- [SUPPLIED RECORDS]
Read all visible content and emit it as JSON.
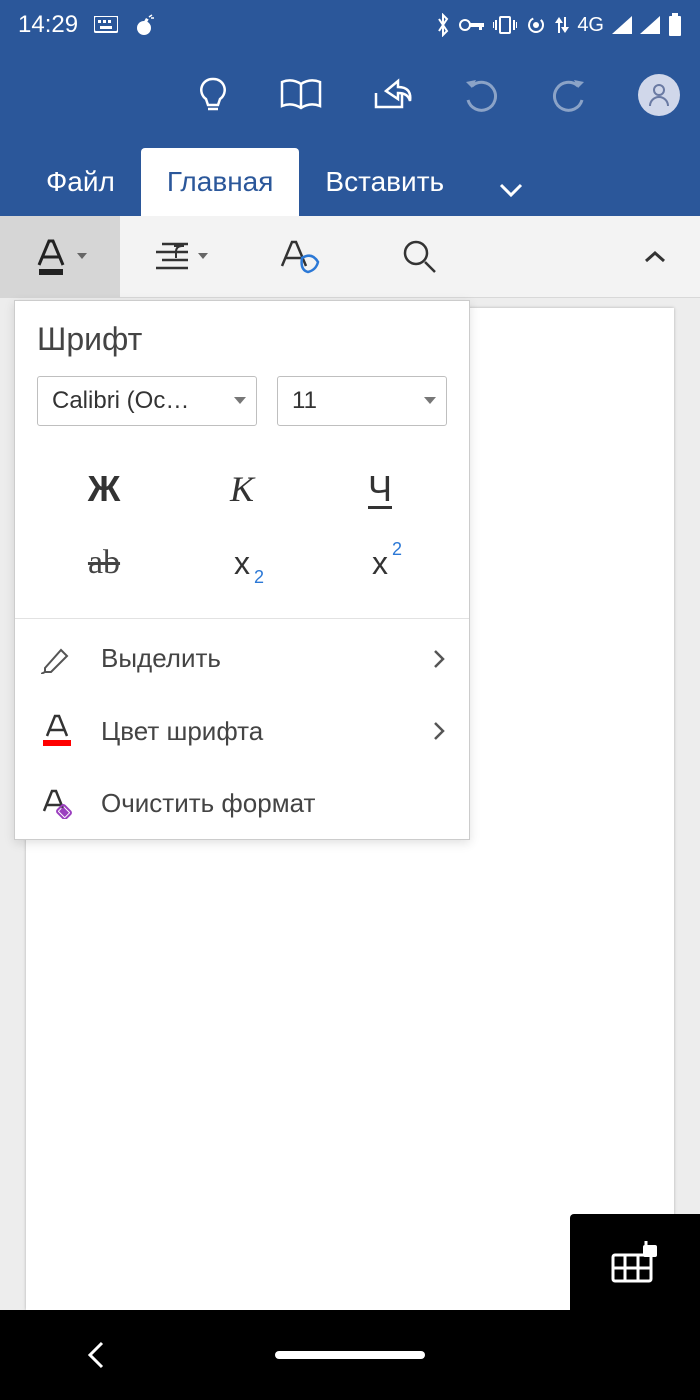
{
  "status": {
    "time": "14:29",
    "network_label": "4G"
  },
  "tabs": {
    "file": "Файл",
    "home": "Главная",
    "insert": "Вставить"
  },
  "font_panel": {
    "title": "Шрифт",
    "font_name": "Calibri (Ос…",
    "font_size": "11",
    "bold": "Ж",
    "italic": "К",
    "underline": "Ч",
    "strike": "ab",
    "sub_base": "x",
    "sub_scr": "2",
    "sup_base": "x",
    "sup_scr": "2",
    "highlight": "Выделить",
    "font_color": "Цвет шрифта",
    "clear_format": "Очистить формат"
  }
}
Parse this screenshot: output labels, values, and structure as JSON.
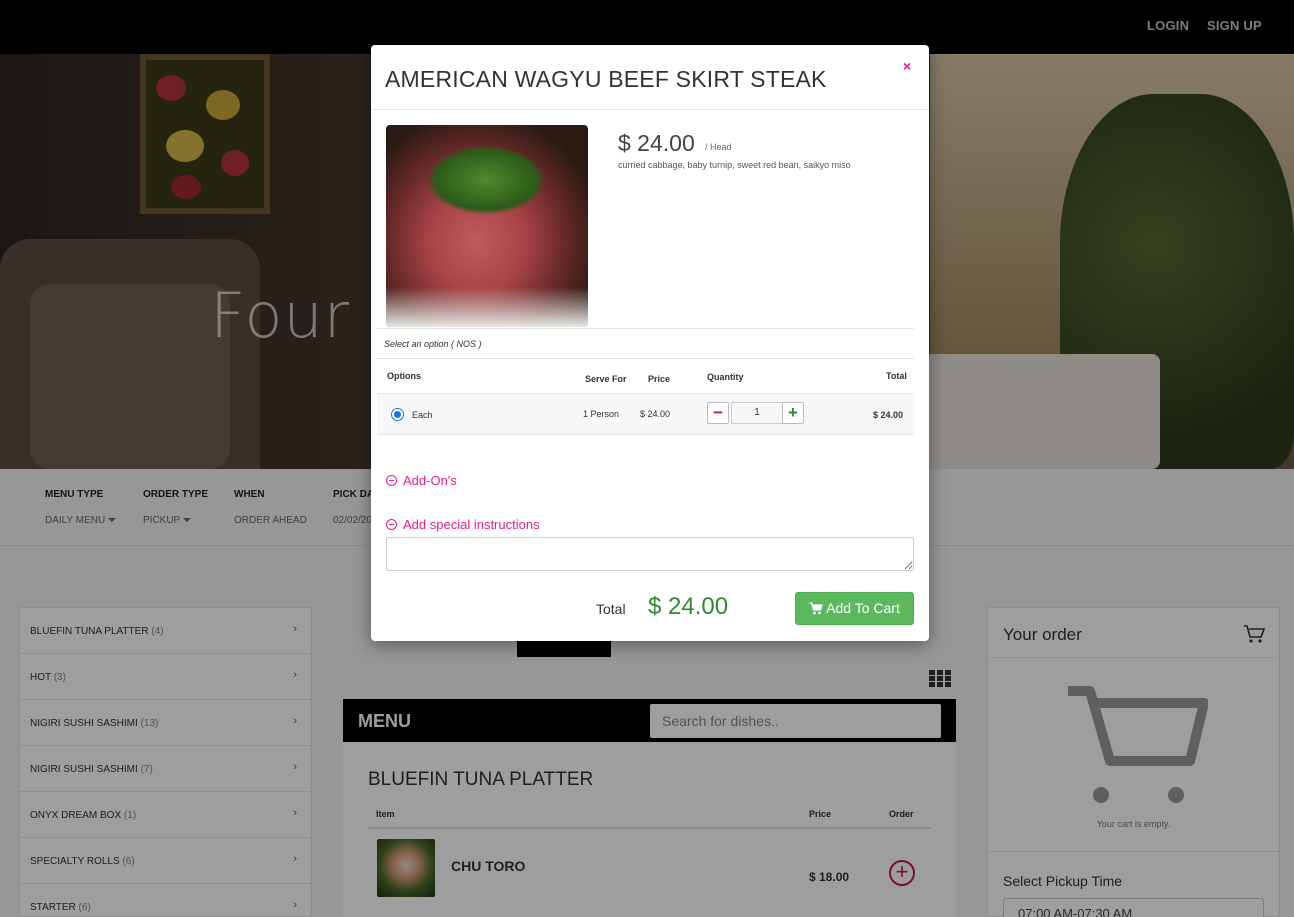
{
  "nav": {
    "login": "LOGIN",
    "signup": "SIGN UP"
  },
  "hero": {
    "title": "Four S                    Culina"
  },
  "filters": [
    {
      "label": "MENU TYPE",
      "value": "DAILY MENU",
      "has_caret": true
    },
    {
      "label": "ORDER TYPE",
      "value": "PICKUP",
      "has_caret": true
    },
    {
      "label": "WHEN",
      "value": "ORDER AHEAD",
      "has_caret": false
    },
    {
      "label": "PICK DA",
      "value": "02/02/20",
      "has_caret": false
    }
  ],
  "categories": [
    {
      "label": "BLUEFIN TUNA PLATTER",
      "count": "(4)"
    },
    {
      "label": "HOT",
      "count": "(3)"
    },
    {
      "label": "NIGIRI SUSHI SASHIMI",
      "count": "(13)"
    },
    {
      "label": "NIGIRI SUSHI SASHIMI",
      "count": "(7)"
    },
    {
      "label": "ONYX DREAM BOX",
      "count": "(1)"
    },
    {
      "label": "SPECIALTY ROLLS",
      "count": "(6)"
    },
    {
      "label": "STARTER",
      "count": "(6)"
    }
  ],
  "menu": {
    "title": "MENU",
    "search_placeholder": "Search for dishes..",
    "section_title": "BLUEFIN TUNA PLATTER",
    "columns": {
      "item": "Item",
      "price": "Price",
      "order": "Order"
    },
    "items": [
      {
        "name": "CHU TORO",
        "price": "$ 18.00"
      }
    ]
  },
  "cart": {
    "title": "Your order",
    "empty_text": "Your cart is empty.",
    "pickup_label": "Select Pickup Time",
    "pickup_value": "07:00 AM-07:30 AM"
  },
  "modal": {
    "title": "AMERICAN WAGYU BEEF SKIRT STEAK",
    "close": "×",
    "price": "$ 24.00",
    "per": "/ Head",
    "description": "curried cabbage, baby turnip, sweet red bean, saikyo miso",
    "option_prompt": "Select an option ( NOS )",
    "columns": {
      "options": "Options",
      "serve_for": "Serve For",
      "price": "Price",
      "quantity": "Quantity",
      "total": "Total"
    },
    "option_row": {
      "name": "Each",
      "serve_for": "1 Person",
      "price": "$ 24.00",
      "quantity": "1",
      "total": "$ 24.00"
    },
    "addons_label": "Add-On's",
    "instructions_label": "Add special instructions",
    "total_label": "Total",
    "total_value": "$ 24.00",
    "add_to_cart": "Add To Cart"
  },
  "colors": {
    "accent_pink": "#e91e8c",
    "green": "#5cb85c",
    "total_green": "#2e8b2e"
  }
}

- [INSTRUCTIONS TO FOLLOW] Exclude the pictures. Write out the remaining data exactly.

- [TASK ANSWER]
Read all visible content and emit it as JSON.
{
  "status": {
    "time": "14:29",
    "network_label": "4G"
  },
  "tabs": {
    "file": "Файл",
    "home": "Главная",
    "insert": "Вставить"
  },
  "font_panel": {
    "title": "Шрифт",
    "font_name": "Calibri (Ос…",
    "font_size": "11",
    "bold": "Ж",
    "italic": "К",
    "underline": "Ч",
    "strike": "ab",
    "sub_base": "x",
    "sub_scr": "2",
    "sup_base": "x",
    "sup_scr": "2",
    "highlight": "Выделить",
    "font_color": "Цвет шрифта",
    "clear_format": "Очистить формат"
  }
}
Parse this screenshot: output labels, values, and structure as JSON.
{
  "nav": {
    "login": "LOGIN",
    "signup": "SIGN UP"
  },
  "hero": {
    "title": "Four S                    Culina"
  },
  "filters": [
    {
      "label": "MENU TYPE",
      "value": "DAILY MENU",
      "has_caret": true
    },
    {
      "label": "ORDER TYPE",
      "value": "PICKUP",
      "has_caret": true
    },
    {
      "label": "WHEN",
      "value": "ORDER AHEAD",
      "has_caret": false
    },
    {
      "label": "PICK DA",
      "value": "02/02/20",
      "has_caret": false
    }
  ],
  "categories": [
    {
      "label": "BLUEFIN TUNA PLATTER",
      "count": "(4)"
    },
    {
      "label": "HOT",
      "count": "(3)"
    },
    {
      "label": "NIGIRI SUSHI SASHIMI",
      "count": "(13)"
    },
    {
      "label": "NIGIRI SUSHI SASHIMI",
      "count": "(7)"
    },
    {
      "label": "ONYX DREAM BOX",
      "count": "(1)"
    },
    {
      "label": "SPECIALTY ROLLS",
      "count": "(6)"
    },
    {
      "label": "STARTER",
      "count": "(6)"
    }
  ],
  "menu": {
    "title": "MENU",
    "search_placeholder": "Search for dishes..",
    "section_title": "BLUEFIN TUNA PLATTER",
    "columns": {
      "item": "Item",
      "price": "Price",
      "order": "Order"
    },
    "items": [
      {
        "name": "CHU TORO",
        "price": "$ 18.00"
      }
    ]
  },
  "cart": {
    "title": "Your order",
    "empty_text": "Your cart is empty.",
    "pickup_label": "Select Pickup Time",
    "pickup_value": "07:00 AM-07:30 AM"
  },
  "modal": {
    "title": "AMERICAN WAGYU BEEF SKIRT STEAK",
    "close": "×",
    "price": "$ 24.00",
    "per": "/ Head",
    "description": "curried cabbage, baby turnip, sweet red bean, saikyo miso",
    "option_prompt": "Select an option ( NOS )",
    "columns": {
      "options": "Options",
      "serve_for": "Serve For",
      "price": "Price",
      "quantity": "Quantity",
      "total": "Total"
    },
    "option_row": {
      "name": "Each",
      "serve_for": "1 Person",
      "price": "$ 24.00",
      "quantity": "1",
      "total": "$ 24.00"
    },
    "addons_label": "Add-On's",
    "instructions_label": "Add special instructions",
    "total_label": "Total",
    "total_value": "$ 24.00",
    "add_to_cart": "Add To Cart"
  },
  "colors": {
    "accent_pink": "#e91e8c",
    "green": "#5cb85c",
    "total_green": "#2e8b2e"
  }
}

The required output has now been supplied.